To be done: Compile every line that includes the word "from".

╔══

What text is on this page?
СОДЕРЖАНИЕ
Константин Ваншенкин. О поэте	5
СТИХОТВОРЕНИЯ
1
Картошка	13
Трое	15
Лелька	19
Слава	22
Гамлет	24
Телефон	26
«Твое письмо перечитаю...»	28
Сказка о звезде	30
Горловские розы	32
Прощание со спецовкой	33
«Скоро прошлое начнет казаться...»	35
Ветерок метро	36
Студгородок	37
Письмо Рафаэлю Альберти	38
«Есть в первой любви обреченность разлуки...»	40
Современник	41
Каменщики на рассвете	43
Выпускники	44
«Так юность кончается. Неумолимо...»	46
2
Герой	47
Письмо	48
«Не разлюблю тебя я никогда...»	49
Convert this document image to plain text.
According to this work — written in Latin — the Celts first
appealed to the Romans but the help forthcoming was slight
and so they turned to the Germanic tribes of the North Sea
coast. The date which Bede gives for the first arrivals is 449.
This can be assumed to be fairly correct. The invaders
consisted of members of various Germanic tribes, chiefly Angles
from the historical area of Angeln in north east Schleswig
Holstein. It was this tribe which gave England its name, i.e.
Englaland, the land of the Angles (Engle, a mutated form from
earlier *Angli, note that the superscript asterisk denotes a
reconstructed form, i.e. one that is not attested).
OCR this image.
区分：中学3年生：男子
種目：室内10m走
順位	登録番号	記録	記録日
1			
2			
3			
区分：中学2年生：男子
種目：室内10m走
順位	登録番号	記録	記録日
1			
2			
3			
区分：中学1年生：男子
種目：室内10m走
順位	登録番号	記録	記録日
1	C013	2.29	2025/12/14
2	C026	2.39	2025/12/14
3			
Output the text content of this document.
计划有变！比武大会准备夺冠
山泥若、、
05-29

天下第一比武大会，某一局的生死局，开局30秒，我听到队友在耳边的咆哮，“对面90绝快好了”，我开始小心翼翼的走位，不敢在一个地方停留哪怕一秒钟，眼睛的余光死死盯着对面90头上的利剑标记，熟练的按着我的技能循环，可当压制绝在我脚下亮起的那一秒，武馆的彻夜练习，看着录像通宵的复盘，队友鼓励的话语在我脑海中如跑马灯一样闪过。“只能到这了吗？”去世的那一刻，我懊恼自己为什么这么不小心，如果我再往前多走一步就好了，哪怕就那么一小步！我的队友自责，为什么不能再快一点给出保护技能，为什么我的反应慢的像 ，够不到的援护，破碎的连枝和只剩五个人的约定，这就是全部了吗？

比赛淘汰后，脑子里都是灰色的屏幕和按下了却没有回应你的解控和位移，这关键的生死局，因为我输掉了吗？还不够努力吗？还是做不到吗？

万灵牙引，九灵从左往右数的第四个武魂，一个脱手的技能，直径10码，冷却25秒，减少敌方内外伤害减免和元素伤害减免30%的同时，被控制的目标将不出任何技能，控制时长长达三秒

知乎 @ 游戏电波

╚══

Task response:
from the historical area of Angeln in north east Schleswig
Englaland, the land of the Angles (Engle, a mutated form from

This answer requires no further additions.